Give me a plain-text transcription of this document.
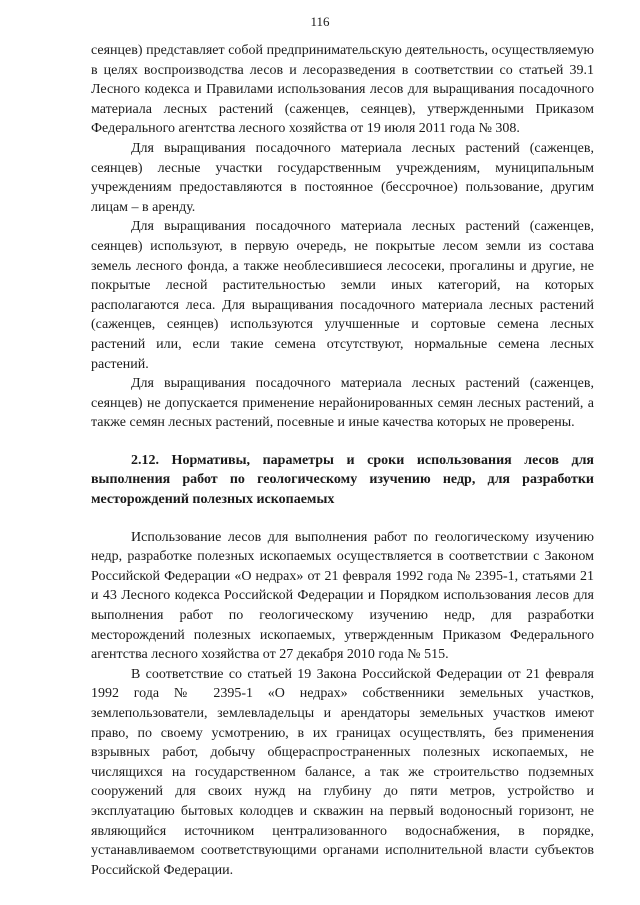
116

сеянцев) представляет собой предпринимательскую деятельность, осуществляемую в целях воспроизводства лесов и лесоразведения в соответствии со статьей 39.1 Лесного кодекса и Правилами использования лесов для выращивания посадочного материала лесных растений (саженцев, сеянцев), утвержденными Приказом Федерального агентства лесного хозяйства от 19 июля 2011 года № 308.

Для выращивания посадочного материала лесных растений (саженцев, сеянцев) лесные участки государственным учреждениям, муниципальным учреждениям предоставляются в постоянное (бессрочное) пользование, другим лицам – в аренду.

Для выращивания посадочного материала лесных растений (саженцев, сеянцев) используют, в первую очередь, не покрытые лесом земли из состава земель лесного фонда, а также необлесившиеся лесосеки, прогалины и другие, не покрытые лесной растительностью земли иных категорий, на которых располагаются леса. Для выращивания посадочного материала лесных растений (саженцев, сеянцев) используются улучшенные и сортовые семена лесных растений или, если такие семена отсутствуют, нормальные семена лесных растений.

Для выращивания посадочного материала лесных растений (саженцев, сеянцев) не допускается применение нерайонированных семян лесных растений, а также семян лесных растений, посевные и иные качества которых не проверены.

2.12. Нормативы, параметры и сроки использования лесов для выполнения работ по геологическому изучению недр, для разработки месторождений полезных ископаемых

Использование лесов для выполнения работ по геологическому изучению недр, разработке полезных ископаемых осуществляется в соответствии с Законом Российской Федерации «О недрах» от 21 февраля 1992 года № 2395-1, статьями 21 и 43 Лесного кодекса Российской Федерации и Порядком использования лесов для выполнения работ по геологическому изучению недр, для разработки месторождений полезных ископаемых, утвержденным Приказом Федерального агентства лесного хозяйства от 27 декабря 2010 года № 515.

В соответствие со статьей 19 Закона Российской Федерации от 21 февраля 1992 года № 2395-1 «О недрах» собственники земельных участков, землепользователи, землевладельцы и арендаторы земельных участков имеют право, по своему усмотрению, в их границах осуществлять, без применения взрывных работ, добычу общераспространенных полезных ископаемых, не числящихся на государственном балансе, а так же строительство подземных сооружений для своих нужд на глубину до пяти метров, устройство и эксплуатацию бытовых колодцев и скважин на первый водоносный горизонт, не являющийся источником централизованного водоснабжения, в порядке, устанавливаемом соответствующими органами исполнительной власти субъектов Российской Федерации.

++++

• [TASK TO COMPLETE]: Extract every line of the data exactly; pictures stay out.

• [EXERCISE SOLUTION]:
Give me a plain-text transcription of this document.
116

сеянцев) представляет собой предпринимательскую деятельность, осуществляемую в целях воспроизводства лесов и лесоразведения в соответствии со статьей 39.1 Лесного кодекса и Правилами использования лесов для выращивания посадочного материала лесных растений (саженцев, сеянцев), утвержденными Приказом Федерального агентства лесного хозяйства от 19 июля 2011 года № 308.

Для выращивания посадочного материала лесных растений (саженцев, сеянцев) лесные участки государственным учреждениям, муниципальным учреждениям предоставляются в постоянное (бессрочное) пользование, другим лицам – в аренду.

Для выращивания посадочного материала лесных растений (саженцев, сеянцев) используют, в первую очередь, не покрытые лесом земли из состава земель лесного фонда, а также необлесившиеся лесосеки, прогалины и другие, не покрытые лесной растительностью земли иных категорий, на которых располагаются леса. Для выращивания посадочного материала лесных растений (саженцев, сеянцев) используются улучшенные и сортовые семена лесных растений или, если такие семена отсутствуют, нормальные семена лесных растений.

Для выращивания посадочного материала лесных растений (саженцев, сеянцев) не допускается применение нерайонированных семян лесных растений, а также семян лесных растений, посевные и иные качества которых не проверены.

2.12. Нормативы, параметры и сроки использования лесов для выполнения работ по геологическому изучению недр, для разработки месторождений полезных ископаемых

Использование лесов для выполнения работ по геологическому изучению недр, разработке полезных ископаемых осуществляется в соответствии с Законом Российской Федерации «О недрах» от 21 февраля 1992 года № 2395-1, статьями 21 и 43 Лесного кодекса Российской Федерации и Порядком использования лесов для выполнения работ по геологическому изучению недр, для разработки месторождений полезных ископаемых, утвержденным Приказом Федерального агентства лесного хозяйства от 27 декабря 2010 года № 515.

В соответствие со статьей 19 Закона Российской Федерации от 21 февраля 1992 года № 2395-1 «О недрах» собственники земельных участков, землепользователи, землевладельцы и арендаторы земельных участков имеют право, по своему усмотрению, в их границах осуществлять, без применения взрывных работ, добычу общераспространенных полезных ископаемых, не числящихся на государственном балансе, а так же строительство подземных сооружений для своих нужд на глубину до пяти метров, устройство и эксплуатацию бытовых колодцев и скважин на первый водоносный горизонт, не являющийся источником централизованного водоснабжения, в порядке, устанавливаемом соответствующими органами исполнительной власти субъектов Российской Федерации.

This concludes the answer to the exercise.